**PROBLEMS**
[1] Print the forum thread on the 34 Signal Regiment Reserve from "# 34 Signal" up to and including "by the way.".
[2] Using the forum thread on the 34 Signal Regiment Reserve, mark each statement yes or no and quote the words that decide it: (a) The reply gives 1830 as the hard start for everyone on Wednesdays. (b) According to the reply, PT lasts until 2000. (c) The first poster has received CF pt clothing.

# 34 Signal Regiment Reserve



## xavier92 (10 Dec 2013)

Hey , sorry to be creating a whole new thread for this however I was unable to find the 34 Signal Regiment, it seems that they removed it. I was wondering at what time do you usually show up on Wednesday ? And what exactly do you do at your home unit on a weekly basis? I am in the reserve by the way.
Thanks!


----------



## RedcapCrusader (10 Dec 2013)

For myself, Wednesday's 1700-1830 is admin, 1830 is hard start for everyone "1830 Report or Go Home" - PT until 1915 and then we head into lectures, drill, weapon maintenance, vehicle maintenance, until roughly 2145 - debrief and last minute admin and out of the building by 2200.

Different units will vary of course.

 34 Signals Regiment


----------



## xavier92 (10 Dec 2013)

I had passed by the unit yesterday and they told me to wear combats, but didn't tell me to bring anything else. Should I bring a duffle bag with civilian pt clothes? I didn't receive any CF pt clothing. Is there anything else I should bring?

**EXTRACTED ENTRIES**
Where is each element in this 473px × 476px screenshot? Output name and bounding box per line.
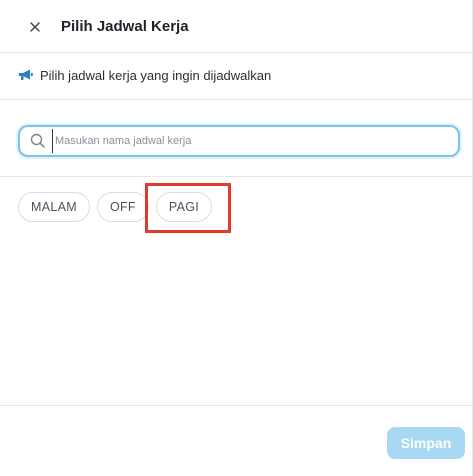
search-input[interactable] [52,129,455,153]
dialog-header: Pilih Jadwal Kerja [0,0,473,53]
schedule-chip-list: MALAM OFF PAGI [18,192,213,222]
info-text: Pilih jadwal kerja yang ingin dijadwalka… [40,68,272,83]
search-box[interactable] [18,125,460,157]
schedule-picker-dialog: Pilih Jadwal Kerja Pilih jadwal kerja ya… [0,0,473,476]
search-icon [30,133,46,149]
schedule-chip-off[interactable]: OFF [96,192,149,222]
schedule-chip-pagi[interactable]: PAGI [155,192,213,222]
save-button[interactable]: Simpan [387,427,465,459]
dialog-footer: Simpan [0,405,473,476]
close-button[interactable] [24,17,46,39]
schedule-chip-malam[interactable]: MALAM [18,192,90,222]
info-banner: Pilih jadwal kerja yang ingin dijadwalka… [0,53,473,100]
megaphone-icon [18,68,34,82]
close-icon [30,19,40,37]
search-section [0,100,473,177]
dialog-title: Pilih Jadwal Kerja [61,18,189,35]
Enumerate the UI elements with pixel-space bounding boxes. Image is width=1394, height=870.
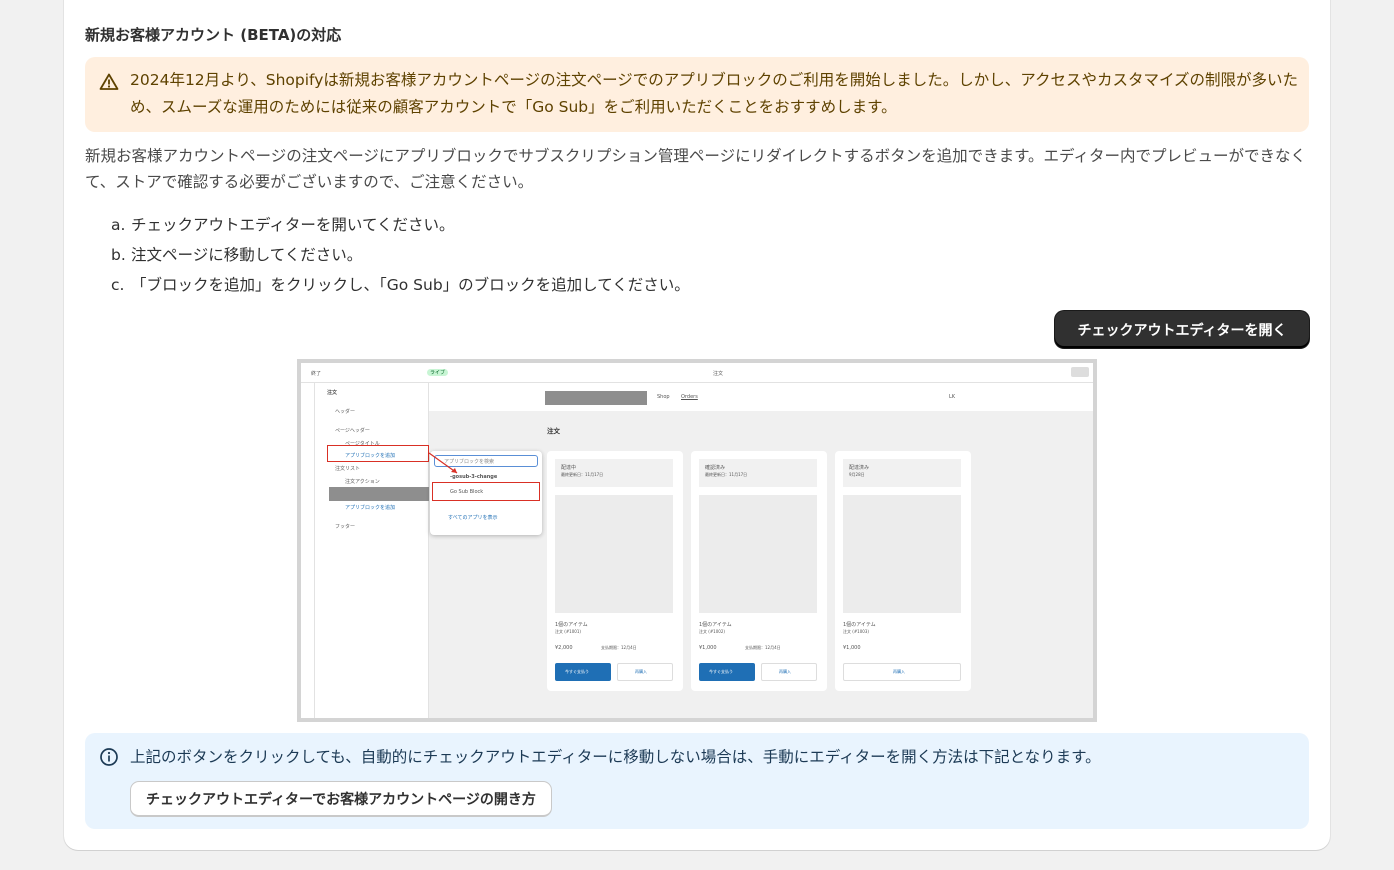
- description: 新規お客様アカウントページの注文ページにアプリブロックでサブスクリプション管理ペ…: [85, 147, 1306, 191]
- image-placeholder: [699, 495, 817, 613]
- editor-topbar: 終了 ライブ 注文: [301, 363, 1093, 383]
- editor-screenshot: 終了 ライブ 注文 注文 ヘッダー ページヘッダー ページタイトル アプリブロッ…: [297, 359, 1097, 722]
- steps-list: a. チェックアウトエディターを開いてください。 b. 注文ページに移動してください…: [111, 210, 690, 300]
- step-item: a. チェックアウトエディターを開いてください。: [111, 216, 455, 234]
- editor-canvas: Shop Orders LK 注文 配達中 最終更新日：11月17日 1個のアイ…: [429, 383, 1093, 718]
- info-banner: 上記のボタンをクリックしても、自動的にチェックアウトエディターに移動しない場合は…: [85, 733, 1309, 829]
- editor-panel: 注文 ヘッダー ページヘッダー ページタイトル アプリブロックを追加 注文リスト…: [315, 383, 429, 718]
- order-card: 確認済み 最終更新日：11月17日 1個のアイテム 注文 (#1002) ¥1,…: [691, 451, 827, 691]
- alert-triangle-icon: [99, 73, 119, 90]
- how-to-open-editor-button[interactable]: チェックアウトエディターでお客様アカウントページの開き方: [130, 781, 552, 817]
- info-text: 上記のボタンをクリックしても、自動的にチェックアウトエディターに移動しない場合は…: [130, 748, 1101, 766]
- editor-icon-rail: [301, 383, 315, 718]
- image-placeholder: [843, 495, 961, 613]
- warning-banner: 2024年12月より、Shopifyは新規お客様アカウントページの注文ページでの…: [85, 57, 1309, 132]
- order-card: 配達済み 9月28日 1個のアイテム 注文 (#1003) ¥1,000 再購入: [835, 451, 971, 691]
- image-placeholder: [555, 495, 673, 613]
- highlight-box: [432, 482, 540, 501]
- warning-text: 2024年12月より、Shopifyは新規お客様アカウントページの注文ページでの…: [130, 71, 1299, 116]
- info-circle-icon: [100, 748, 118, 766]
- step-item: b. 注文ページに移動してください。: [111, 246, 363, 264]
- highlight-box: [327, 445, 429, 462]
- section-title: 新規お客様アカウント (BETA)の対応: [85, 26, 342, 44]
- step-item: c. 「ブロックを追加」をクリックし、「Go Sub」のブロックを追加してください…: [111, 276, 690, 294]
- order-card: 配達中 最終更新日：11月17日 1個のアイテム 注文 (#1001) ¥2,0…: [547, 451, 683, 691]
- open-checkout-editor-button[interactable]: チェックアウトエディターを開く: [1055, 311, 1309, 348]
- arrow-icon: [428, 452, 458, 474]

**EXERCISE ANSWERS**
[1]
# 34 Signal Regiment Reserve



## xavier92 (10 Dec 2013)

Hey , sorry to be creating a whole new thread for this however I was unable to find the 34 Signal Regiment, it seems that they removed it. I was wondering at what time do you usually show up on Wednesday ? And what exactly do you do at your home unit on a weekly basis? I am in the reserve by the way.

[2]
(a) Yes: "1830 is hard start for everyone"
(b) No: "PT until 1915"
(c) No: "I didn't receive any CF pt clothing."